_Extrait source_
* * * * * * * * *

En dénonçant les dessous de la mafia napolitaine et du trafic de cocaïne, c'est comme si Roberto Saviano lui avait tiré dessus à bout portant. Des mots, telle une gâchette, pour enrayer un phénomène qui gangrène l'ensemble d'une société. Une « trahison », dont le journaliste et l'écrivain paye le prix, d'autant qu'il est l'enfant du pays. Depuis la parution de Gomorra en 2006, il est menacé de mort et vit sous protection policière. Cela ne l'empêche pas de reprendre la plume, encore et toujours.
Saisir les graines de la haine, voilà la gageure de son nouveau roman qui nous plonge au cœur de la jeunesse délinquante. Nico est issu d'une famille modeste et travailleuse, mais il ne tient pas à lui ressembler. Ce sont plutôt les parrains de la mafia qui le font rêver. Ses parents sont désemparés face à ce fléau qui infiltre toutes les couches de la population. Pourquoi leur progéniture ne veut-elle pas suivre les pas de ces gens honnêtes, qui tentent de subsister ou d'offrir un avenir meilleur à leurs descendants ? Tout le monde vit dans la crainte de voir son enfant basculer.

* * * * * * * * *

_Données fournies_

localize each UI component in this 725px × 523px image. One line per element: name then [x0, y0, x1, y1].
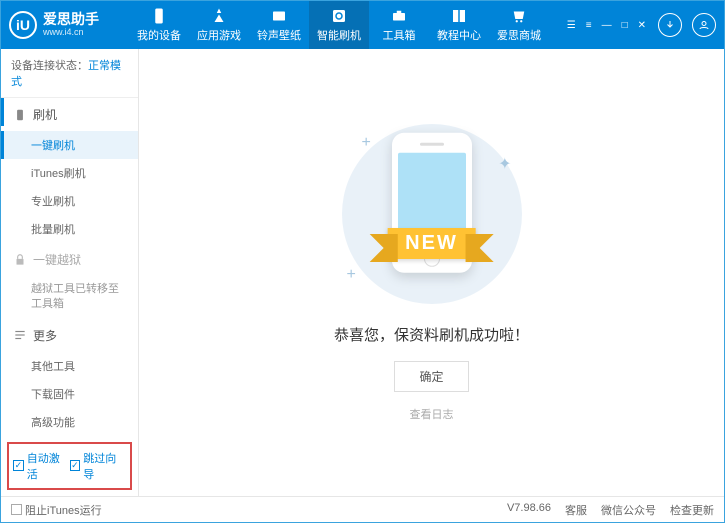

* * * * * * * * *

_Vos consignes_
Mettez à jour le passage de l'extrait sur Roberto Saviano qui commence par « Saisir les graines » et se poursuit jusqu'à « son enfant basculer. » : recopiez-le en remplaçant « parrains » par « chefs ».

_Le résultat_
Saisir les graines de la haine, voilà la gageure de son nouveau roman qui nous plonge au cœur de la jeunesse délinquante. Nico est issu d'une famille modeste et travailleuse, mais il ne tient pas à lui ressembler. Ce sont plutôt les chefs de la mafia qui le font rêver. Ses parents sont désemparés face à ce fléau qui infiltre toutes les couches de la population. Pourquoi leur progéniture ne veut-elle pas suivre les pas de ces gens honnêtes, qui tentent de subsister ou d'offrir un avenir meilleur à leurs descendants ? Tout le monde vit dans la crainte de voir son enfant basculer.